── DATA EXTRACT ──

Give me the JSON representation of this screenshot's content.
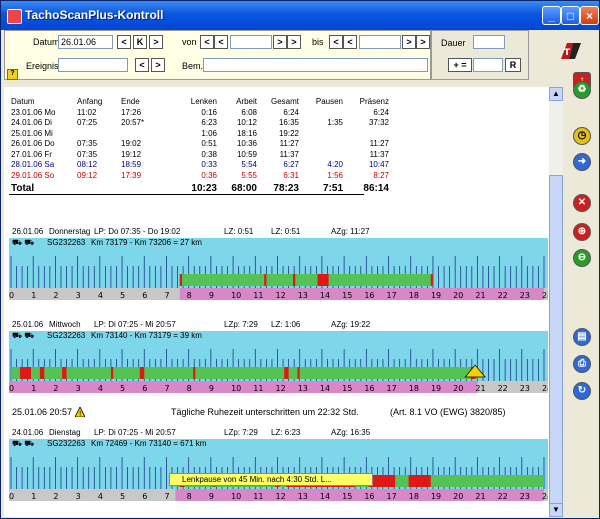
{
  "window": {
    "title": "TachoScanPlus-Kontroll"
  },
  "titlebar_buttons": {
    "minimize": "_",
    "maximize": "□",
    "close": "×"
  },
  "form": {
    "datum_label": "Datum",
    "datum_value": "26.01.06",
    "datum_btn_prev": "<",
    "datum_btn_k": "K",
    "datum_btn_next": ">",
    "ereignis_label": "Ereignis",
    "ereignis_value": "",
    "von_label": "von",
    "bis_label": "bis",
    "bem_label": "Bem.",
    "bem_value": "",
    "dauer_label": "Dauer",
    "dauer_value": "",
    "plus_label": "+ =",
    "r_label": "R"
  },
  "summary": {
    "headers": [
      "Datum",
      "Anfang",
      "Ende",
      "Lenken",
      "Arbeit",
      "Gesamt",
      "Pausen",
      "Präsenz"
    ],
    "rows": [
      [
        "23.01.06 Mo",
        "11:02",
        "17:26",
        "0:16",
        "6:08",
        "6:24",
        "",
        "6:24"
      ],
      [
        "24.01.06 Di",
        "07:25",
        "20:57*",
        "6:23",
        "10:12",
        "16:35",
        "1:35",
        "37:32"
      ],
      [
        "25.01.06 Mi",
        "",
        "",
        "1:06",
        "18:16",
        "19:22",
        "",
        ""
      ],
      [
        "26.01.06 Do",
        "07:35",
        "19:02",
        "0:51",
        "10:36",
        "11:27",
        "",
        "11:27"
      ],
      [
        "27.01.06 Fr",
        "07:35",
        "19:12",
        "0:38",
        "10:59",
        "11:37",
        "",
        "11:37"
      ],
      [
        "28.01.06 Sa",
        "08:12",
        "18:59",
        "0:33",
        "5:54",
        "6:27",
        "4:20",
        "10:47"
      ],
      [
        "29.01.06 So",
        "09:12",
        "17:39",
        "0:36",
        "5:55",
        "6:31",
        "1:56",
        "8:27"
      ]
    ],
    "total": [
      "Total",
      "",
      "",
      "10:23",
      "68:00",
      "78:23",
      "7:51",
      "86:14"
    ],
    "row_colors": [
      "#000000",
      "#000000",
      "#000000",
      "#000000",
      "#000000",
      "#000080",
      "#c00000"
    ]
  },
  "days": [
    {
      "date": "26.01.06",
      "weekday": "Donnerstag",
      "lp": "LP: Do 07:35 - Do 19:02",
      "lz": "LZ: 0:51",
      "lz2": "LZ: 0:51",
      "azg": "AZg: 11:27",
      "vehicle": "SG232263",
      "km": "Km 73179 - Km 73206 = 27 km"
    },
    {
      "date": "25.01.06",
      "weekday": "Mittwoch",
      "lp": "LP: Di 07:25 - Mi 20:57",
      "lz": "LZp: 7:29",
      "lz2": "LZ: 1:06",
      "azg": "AZg: 19:22",
      "vehicle": "SG232263",
      "km": "Km 73140 - Km 73179 = 39 km"
    },
    {
      "date": "24.01.06",
      "weekday": "Dienstag",
      "lp": "LP: Di 07:25 - Mi 20:57",
      "lz": "LZp: 7:29",
      "lz2": "LZ: 6:23",
      "azg": "AZg: 16:35",
      "vehicle": "SG232263",
      "km": "Km 72469 - Km 73140 = 671 km"
    }
  ],
  "warning": {
    "datetime": "25.01.06 20:57",
    "text": "Tägliche Ruhezeit unterschritten um 22:32 Std.",
    "ref": "(Art. 8.1 VO (EWG) 3820/85)"
  },
  "tooltip": "Lenkpause von 45 Min. nach 4:30 Std. L...",
  "axis_ticks": [
    "0",
    "1",
    "2",
    "3",
    "4",
    "5",
    "6",
    "7",
    "8",
    "9",
    "10",
    "11",
    "12",
    "13",
    "14",
    "15",
    "16",
    "17",
    "18",
    "19",
    "20",
    "21",
    "22",
    "23",
    "24"
  ],
  "side_buttons": [
    "arrow-up-icon",
    "recycle-icon",
    "clock-icon",
    "forward-icon",
    "delete-icon",
    "zoom-in-icon",
    "zoom-out-icon",
    "archive-icon",
    "print-icon",
    "refresh-icon"
  ],
  "colors": {
    "green": "#55c255",
    "pink": "#d887c8",
    "red": "#e01818",
    "cyan": "#7dd6ea",
    "gray": "#c8c8c8"
  }
}
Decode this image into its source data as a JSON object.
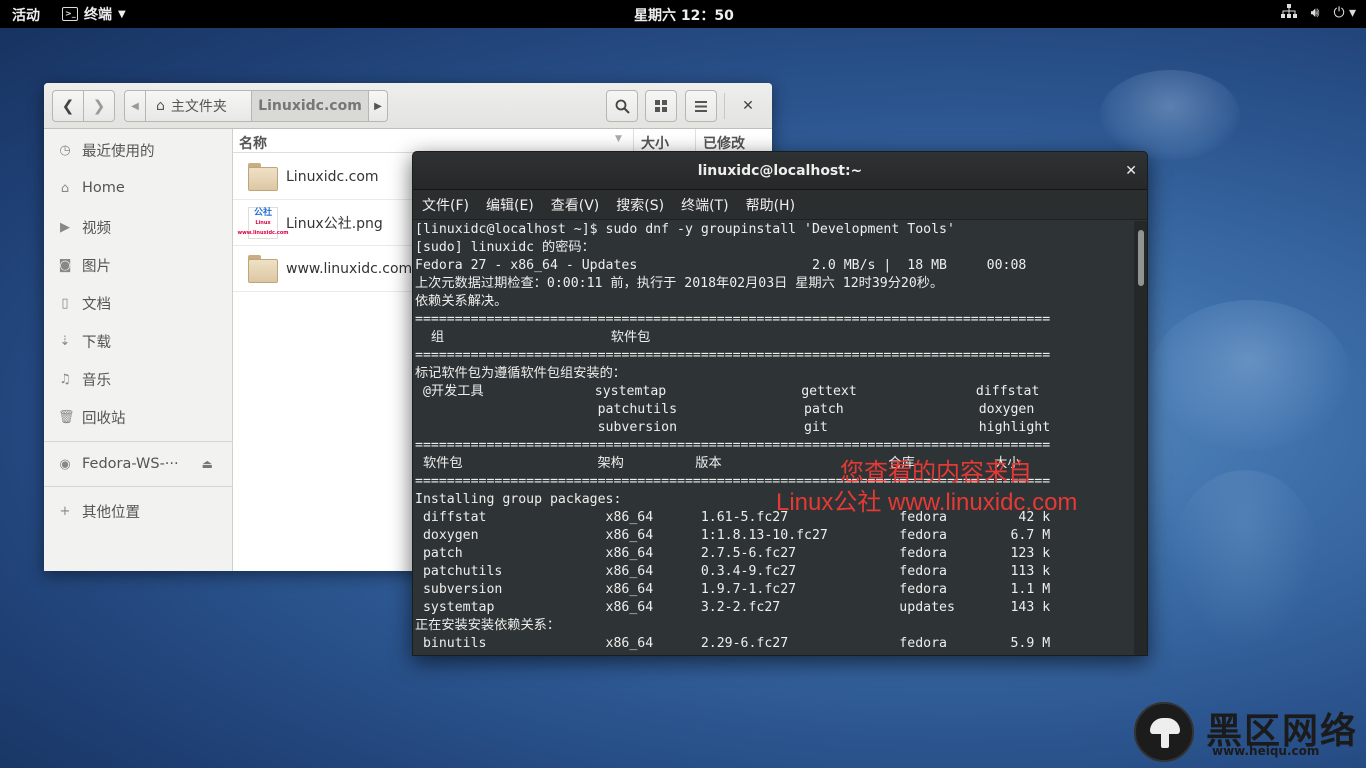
{
  "topbar": {
    "activities": "活动",
    "app_name": "终端",
    "clock": "星期六 12：50"
  },
  "files": {
    "path_home": "主文件夹",
    "path_current": "Linuxidc.com",
    "columns": {
      "name": "名称",
      "size": "大小",
      "modified": "已修改"
    },
    "sidebar": [
      {
        "label": "最近使用的",
        "icon": "clock-icon"
      },
      {
        "label": "Home",
        "icon": "home-icon"
      },
      {
        "label": "视频",
        "icon": "video-icon"
      },
      {
        "label": "图片",
        "icon": "camera-icon"
      },
      {
        "label": "文档",
        "icon": "document-icon"
      },
      {
        "label": "下载",
        "icon": "download-icon"
      },
      {
        "label": "音乐",
        "icon": "music-icon"
      },
      {
        "label": "回收站",
        "icon": "trash-icon"
      }
    ],
    "device": "Fedora-WS-···",
    "other_locations": "其他位置",
    "items": [
      {
        "name": "Linuxidc.com",
        "type": "folder"
      },
      {
        "name": "Linux公社.png",
        "type": "image",
        "thumb_text": "公社",
        "thumb_sub": "Linux",
        "thumb_url": "www.linuxidc.com"
      },
      {
        "name": "www.linuxidc.com",
        "type": "folder"
      }
    ]
  },
  "terminal": {
    "title": "linuxidc@localhost:~",
    "menu": [
      "文件(F)",
      "编辑(E)",
      "查看(V)",
      "搜索(S)",
      "终端(T)",
      "帮助(H)"
    ],
    "lines": [
      "[linuxidc@localhost ~]$ sudo dnf -y groupinstall 'Development Tools'",
      "[sudo] linuxidc 的密码：",
      "Fedora 27 - x86_64 - Updates                      2.0 MB/s |  18 MB     00:08",
      "上次元数据过期检查：0:00:11 前，执行于 2018年02月03日 星期六 12时39分20秒。",
      "依赖关系解决。",
      "================================================================================",
      "  组                     软件包",
      "================================================================================",
      "标记软件包为遵循软件包组安装的：",
      " @开发工具              systemtap                 gettext               diffstat",
      "                       patchutils                patch                 doxygen",
      "                       subversion                git                   highlight",
      "================================================================================",
      " 软件包                 架构         版本                     仓库          大小",
      "================================================================================",
      "Installing group packages:",
      " diffstat               x86_64      1.61-5.fc27              fedora         42 k",
      " doxygen                x86_64      1:1.8.13-10.fc27         fedora        6.7 M",
      " patch                  x86_64      2.7.5-6.fc27             fedora        123 k",
      " patchutils             x86_64      0.3.4-9.fc27             fedora        113 k",
      " subversion             x86_64      1.9.7-1.fc27             fedora        1.1 M",
      " systemtap              x86_64      3.2-2.fc27               updates       143 k",
      "正在安装安装依赖关系：",
      " binutils               x86_64      2.29-6.fc27              fedora        5.9 M"
    ]
  },
  "watermark": {
    "line1": "您查看的内容来自",
    "line2": "Linux公社 www.linuxidc.com"
  },
  "corner_logo": {
    "brand": "黑区网络",
    "url": "www.heiqu.com"
  }
}
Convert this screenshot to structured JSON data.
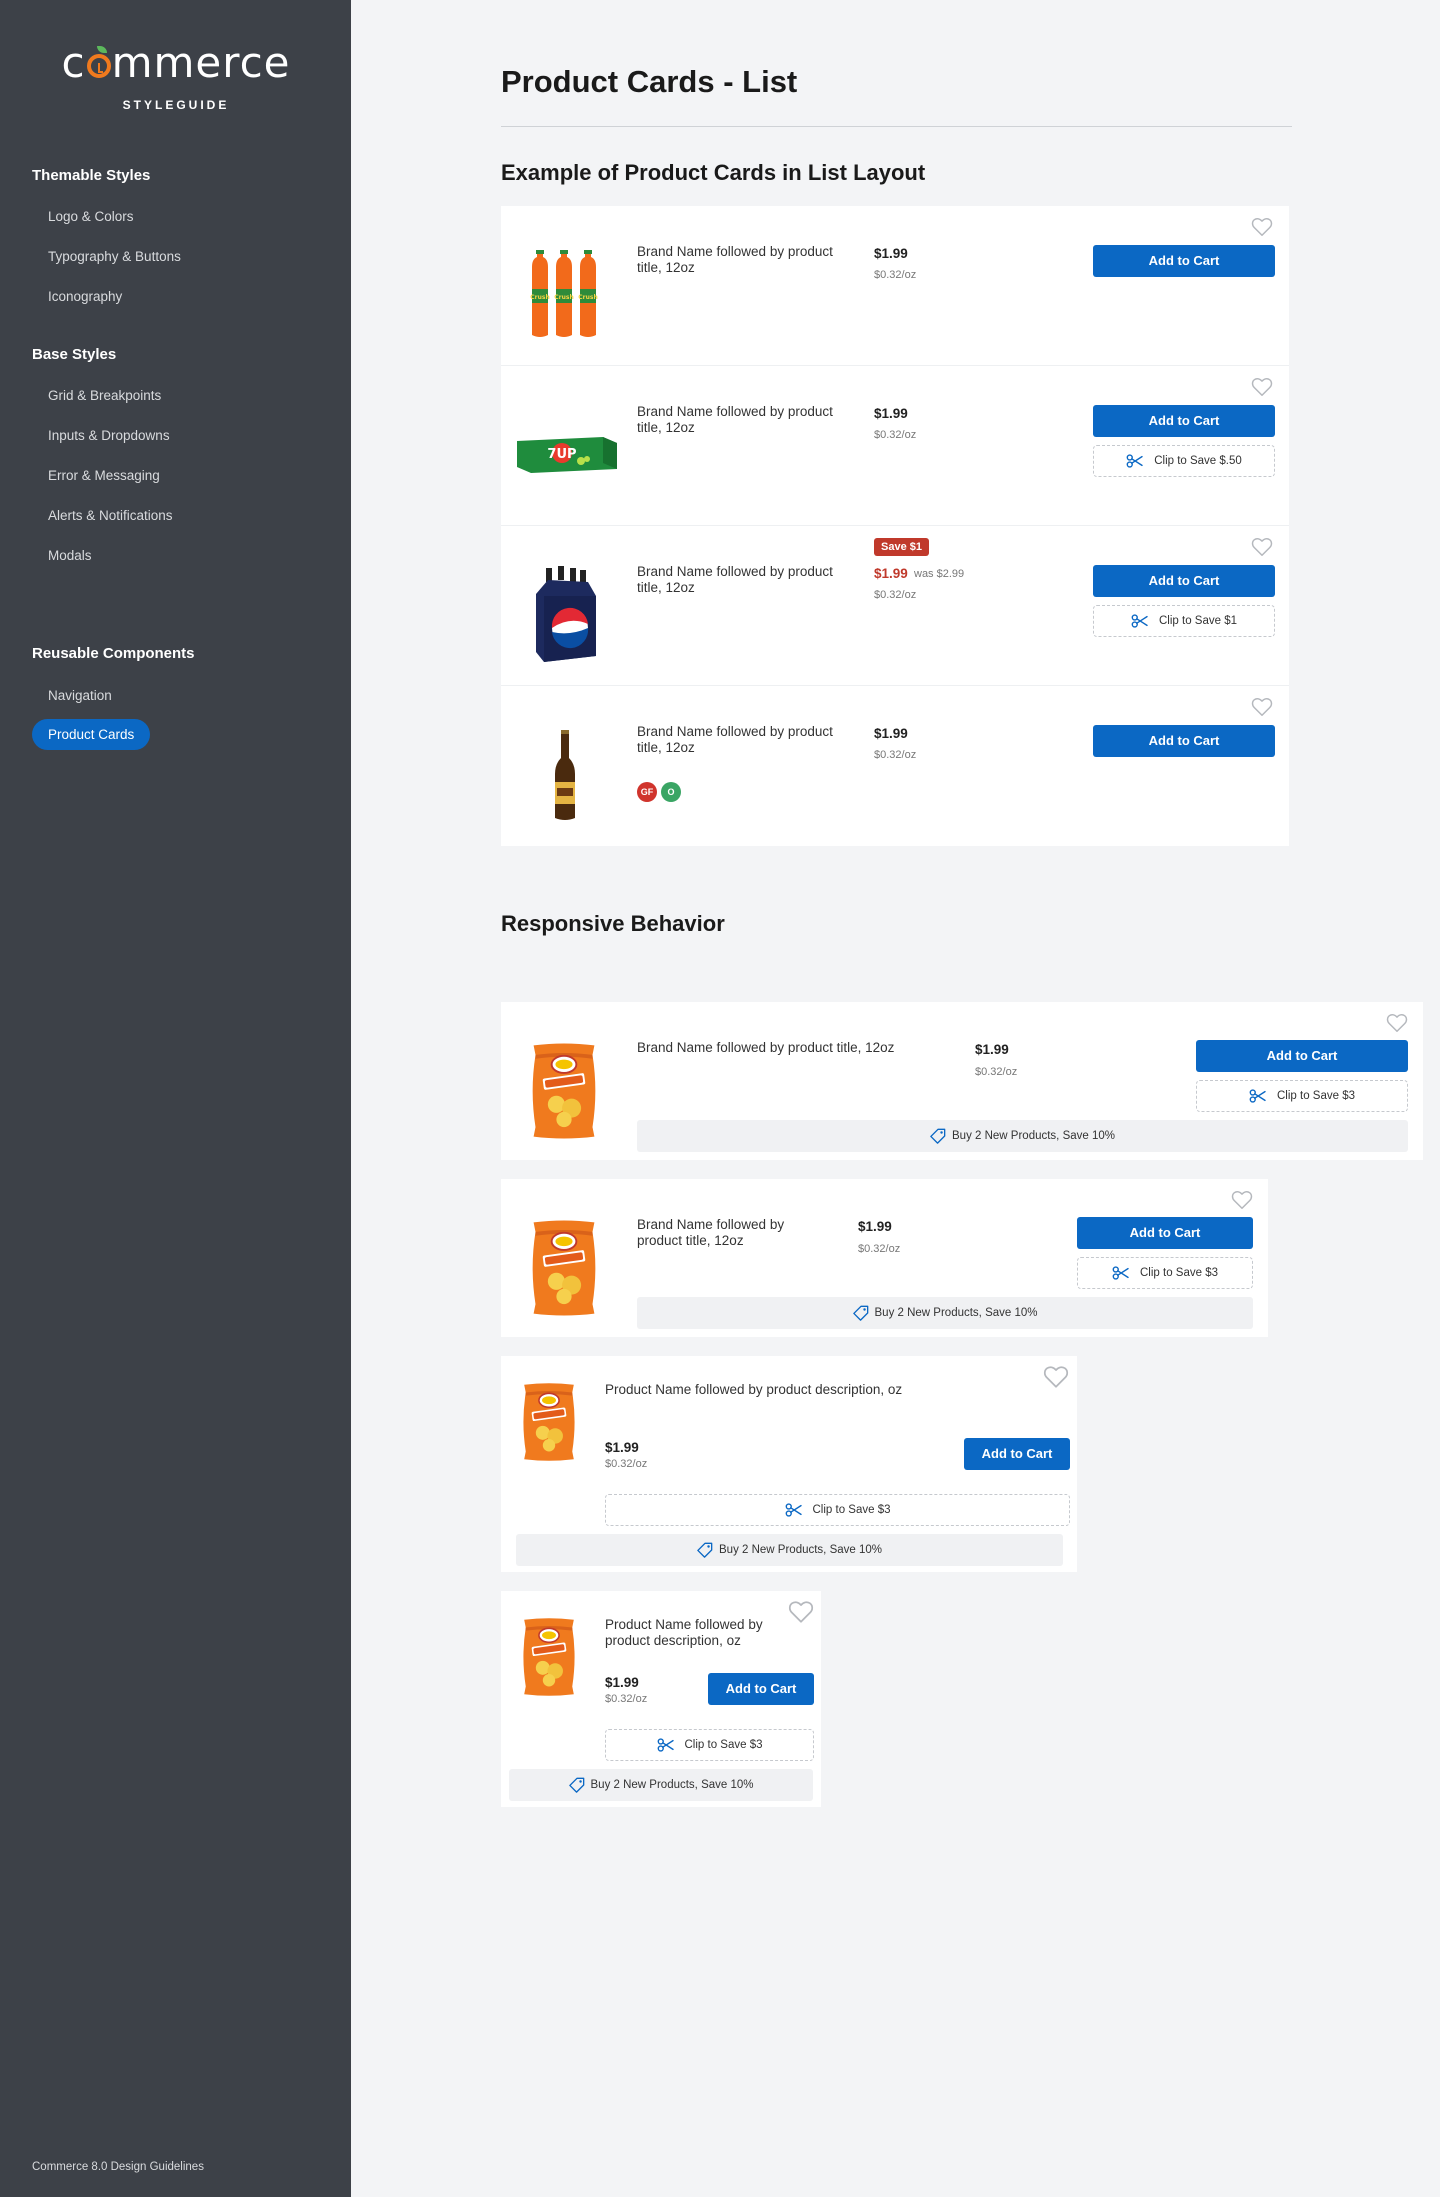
{
  "sidebar": {
    "logo_word_pre": "c",
    "logo_word_post": "mmerce",
    "logo_sub": "STYLEGUIDE",
    "sections": [
      {
        "heading": "Themable Styles",
        "items": [
          "Logo & Colors",
          "Typography & Buttons",
          "Iconography"
        ]
      },
      {
        "heading": "Base Styles",
        "items": [
          "Grid & Breakpoints",
          "Inputs & Dropdowns",
          "Error & Messaging",
          "Alerts & Notifications",
          "Modals"
        ]
      },
      {
        "heading": "Reusable Components",
        "items": [
          "Navigation",
          "Product Cards"
        ]
      }
    ],
    "active_item": "Product Cards",
    "footer": "Commerce 8.0 Design Guidelines"
  },
  "main": {
    "title": "Product Cards - List",
    "list_heading": "Example of Product Cards in List Layout",
    "responsive_heading": "Responsive Behavior"
  },
  "list_cards": [
    {
      "product": "orange-soda",
      "title": "Brand Name followed by product title, 12oz",
      "price": "$1.99",
      "unit": "$0.32/oz",
      "cart_label": "Add to Cart"
    },
    {
      "product": "7up-pack",
      "title": "Brand Name followed by product title, 12oz",
      "price": "$1.99",
      "unit": "$0.32/oz",
      "cart_label": "Add to Cart",
      "clip_label": "Clip to Save $.50"
    },
    {
      "product": "pepsi-4pack",
      "title": "Brand Name followed by product title, 12oz",
      "badge": "Save $1",
      "price": "$1.99",
      "was": "was $2.99",
      "unit": "$0.32/oz",
      "cart_label": "Add to Cart",
      "clip_label": "Clip to Save $1"
    },
    {
      "product": "beer-bottle",
      "title": "Brand Name followed by product title, 12oz",
      "price": "$1.99",
      "unit": "$0.32/oz",
      "cart_label": "Add to Cart",
      "diet_tags": [
        "GF",
        "O"
      ]
    }
  ],
  "responsive_cards": [
    {
      "title": "Brand Name followed by product title, 12oz",
      "price": "$1.99",
      "unit": "$0.32/oz",
      "cart_label": "Add to Cart",
      "clip_label": "Clip to Save $3",
      "promo": "Buy 2 New Products, Save 10%"
    },
    {
      "title": "Brand Name followed by product title, 12oz",
      "price": "$1.99",
      "unit": "$0.32/oz",
      "cart_label": "Add to Cart",
      "clip_label": "Clip to Save $3",
      "promo": "Buy 2 New Products, Save 10%"
    },
    {
      "title": "Product Name followed by product description, oz",
      "price": "$1.99",
      "unit": "$0.32/oz",
      "cart_label": "Add to Cart",
      "clip_label": "Clip to Save $3",
      "promo": "Buy 2 New Products, Save 10%"
    },
    {
      "title": "Product Name followed by product description, oz",
      "price": "$1.99",
      "unit": "$0.32/oz",
      "cart_label": "Add to Cart",
      "clip_label": "Clip to Save $3",
      "promo": "Buy 2 New Products, Save 10%"
    }
  ],
  "colors": {
    "primary": "#0b68c4",
    "sidebar": "#3d4148",
    "sale": "#c0392b",
    "brand_orange": "#f07a1e"
  },
  "icons": [
    "heart-icon",
    "scissors-icon",
    "tag-icon"
  ]
}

───

→ **TASK DESCRIPTION**: Sift the material for lines with the string "JSON". Copy each one found.

→ **RESPONSE TO THIS TASK**:
Give me the JSON representation of this screenshot's content.
Decode this image into its source data as a JSON object.
Convert this screenshot to structured JSON data.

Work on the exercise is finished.